## Implementation of Linear Adapters

Linear Adapters involve the training of an additional neural network model that would linearly transform the query dense embeddings such that it would be closer to the chunks that would produce the best context in answering the question. The model will be trained on chunks that exist within the dataset, from which an LLM will be tasked to generate sample questions that would associate with each respective chunk. Therefore, the implementation of this module requires 3 main functions: 
1. Obtaining a train/validation/test dataset
2. Calling the LLM to generate sample questions
3. Training the Linear Adapter

Implementation references the following page: https://www.llamaindex.ai/blog/fine-tuning-a-linear-adapter-for-any-embedding-model-8dd0a142d383

To note: The below code was done in Sprint 2 and was experimental, purely following LlamaIndex's implementation. Edits to implementation were done directly in the class implementation, whereby we no longer use the dataset generated by LlamaIndex, instead using our own dataset generation code. We also edit the training code to use the embedding values within milvus, instead of re-embedding each chunk during training.

In [1]:
# Make Haystack silent
import logging

# Set logging level for specific loggers
logging.getLogger("haystack").setLevel(logging.FATAL)
logging.getLogger("llama_index").setLevel(logging.FATAL)
logging.getLogger("httpx").setLevel(logging.FATAL)
logging.getLogger("openai._base_client").setLevel(logging.FATAL)

In [15]:
import os
from dotenv import load_dotenv
from haystack.components.generators import AzureOpenAIGenerator
from milvus_haystack import MilvusDocumentStore
from llama_index.embeddings.azure_openai import AzureOpenAIEmbedding
from llama_index.llms.azure_openai import AzureOpenAI

load_dotenv()

document_store = MilvusDocumentStore(
    collection_name="test_indexing_pipeline",
    collection_description="",
    connection_args={
        "host": os.getenv("MILVUS_HOST", "localhost"),
        "port": os.getenv("MILVUS_PORT", "19530"),
        "user": "",
        "password": "",
        "secure": False,
    },
)

llm = AzureOpenAIGenerator()

llm_llama_index = AzureOpenAI(
    model=os.getenv("AZURE_OPENAI_LLM"),
    deployment_name=os.getenv("AZURE_OPENAI_LLM"),
    api_key=os.getenv("AZURE_OPENAI_API_KEY"),
    azure_endpoint=os.getenv("AZURE_OPENAI_ENDPOINT"),
    api_version=os.getenv("AZURE_OPENAI_VERSION"),
)

openai_embedding = AzureOpenAIEmbedding(
    api_key=os.getenv("AZURE_OPENAI_API_KEY"),
    api_version= os.getenv("AZURE_OPENAI_VERSION"),
    azure_deployment=os.getenv("AZURE_OPENAI_EMBEDDER"),
    azure_endpoint=os.getenv("AZURE_OPENAI_ENDPOINT"),
    model=os.getenv("AZURE_OPENAI_EMBEDDER"),
)

In [16]:
from llama_index.core import Settings, VectorStoreIndex
from llama_index.core.schema import TextNode
from llama_index.embeddings.adapter import LinearAdapterEmbeddingModel
from llama_index.finetuning import (
    generate_qa_embedding_pairs, 
    EmbeddingAdapterFinetuneEngine,
    EmbeddingQAFinetuneDataset
)

§ **Study material**:
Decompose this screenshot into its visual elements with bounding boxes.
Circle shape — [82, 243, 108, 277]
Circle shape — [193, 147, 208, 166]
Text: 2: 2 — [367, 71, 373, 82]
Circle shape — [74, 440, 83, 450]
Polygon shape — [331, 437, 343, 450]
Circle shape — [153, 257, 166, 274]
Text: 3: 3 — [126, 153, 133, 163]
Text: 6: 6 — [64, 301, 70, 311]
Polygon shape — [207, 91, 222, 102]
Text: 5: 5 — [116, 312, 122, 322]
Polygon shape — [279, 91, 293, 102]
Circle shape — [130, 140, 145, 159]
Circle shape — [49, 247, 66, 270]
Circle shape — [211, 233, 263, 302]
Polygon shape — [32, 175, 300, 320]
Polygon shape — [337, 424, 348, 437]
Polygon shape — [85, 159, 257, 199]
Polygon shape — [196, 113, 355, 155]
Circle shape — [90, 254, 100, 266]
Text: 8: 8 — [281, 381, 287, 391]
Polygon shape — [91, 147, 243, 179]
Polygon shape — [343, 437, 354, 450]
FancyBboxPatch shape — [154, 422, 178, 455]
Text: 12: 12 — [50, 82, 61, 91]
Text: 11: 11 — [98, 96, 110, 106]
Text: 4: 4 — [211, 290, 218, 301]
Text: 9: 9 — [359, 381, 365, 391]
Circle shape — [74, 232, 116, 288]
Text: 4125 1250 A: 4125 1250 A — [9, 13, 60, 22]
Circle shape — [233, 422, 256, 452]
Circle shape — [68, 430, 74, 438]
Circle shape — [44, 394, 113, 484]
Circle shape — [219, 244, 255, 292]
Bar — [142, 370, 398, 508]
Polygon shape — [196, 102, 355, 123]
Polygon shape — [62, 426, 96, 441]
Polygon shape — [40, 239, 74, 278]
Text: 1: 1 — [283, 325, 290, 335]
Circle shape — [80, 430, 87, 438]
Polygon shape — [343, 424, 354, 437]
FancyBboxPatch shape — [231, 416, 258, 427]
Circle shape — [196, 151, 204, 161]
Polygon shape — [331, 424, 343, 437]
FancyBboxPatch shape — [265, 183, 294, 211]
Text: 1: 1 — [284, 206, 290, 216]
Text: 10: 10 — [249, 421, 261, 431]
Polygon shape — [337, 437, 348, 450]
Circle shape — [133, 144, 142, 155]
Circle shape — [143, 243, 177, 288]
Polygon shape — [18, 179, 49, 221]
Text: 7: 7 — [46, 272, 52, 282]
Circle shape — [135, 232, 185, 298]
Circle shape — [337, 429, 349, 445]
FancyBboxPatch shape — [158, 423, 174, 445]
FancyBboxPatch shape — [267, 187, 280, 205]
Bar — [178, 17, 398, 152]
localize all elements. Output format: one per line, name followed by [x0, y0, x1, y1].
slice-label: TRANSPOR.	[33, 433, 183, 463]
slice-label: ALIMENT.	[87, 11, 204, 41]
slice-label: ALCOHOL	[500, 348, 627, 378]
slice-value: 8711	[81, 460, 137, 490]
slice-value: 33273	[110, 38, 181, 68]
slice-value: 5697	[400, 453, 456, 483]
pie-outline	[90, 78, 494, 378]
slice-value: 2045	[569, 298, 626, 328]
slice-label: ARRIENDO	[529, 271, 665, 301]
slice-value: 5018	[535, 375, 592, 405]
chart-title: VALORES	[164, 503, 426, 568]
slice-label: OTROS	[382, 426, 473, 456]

§ **Activity**: List each distinct environment variable name that the page on linear adapters reads with os.getenv.

§ **Answer section**:
- MILVUS_HOST
- MILVUS_PORT
- AZURE_OPENAI_LLM
- AZURE_OPENAI_API_KEY
- AZURE_OPENAI_ENDPOINT
- AZURE_OPENAI_VERSION
- AZURE_OPENAI_EMBEDDER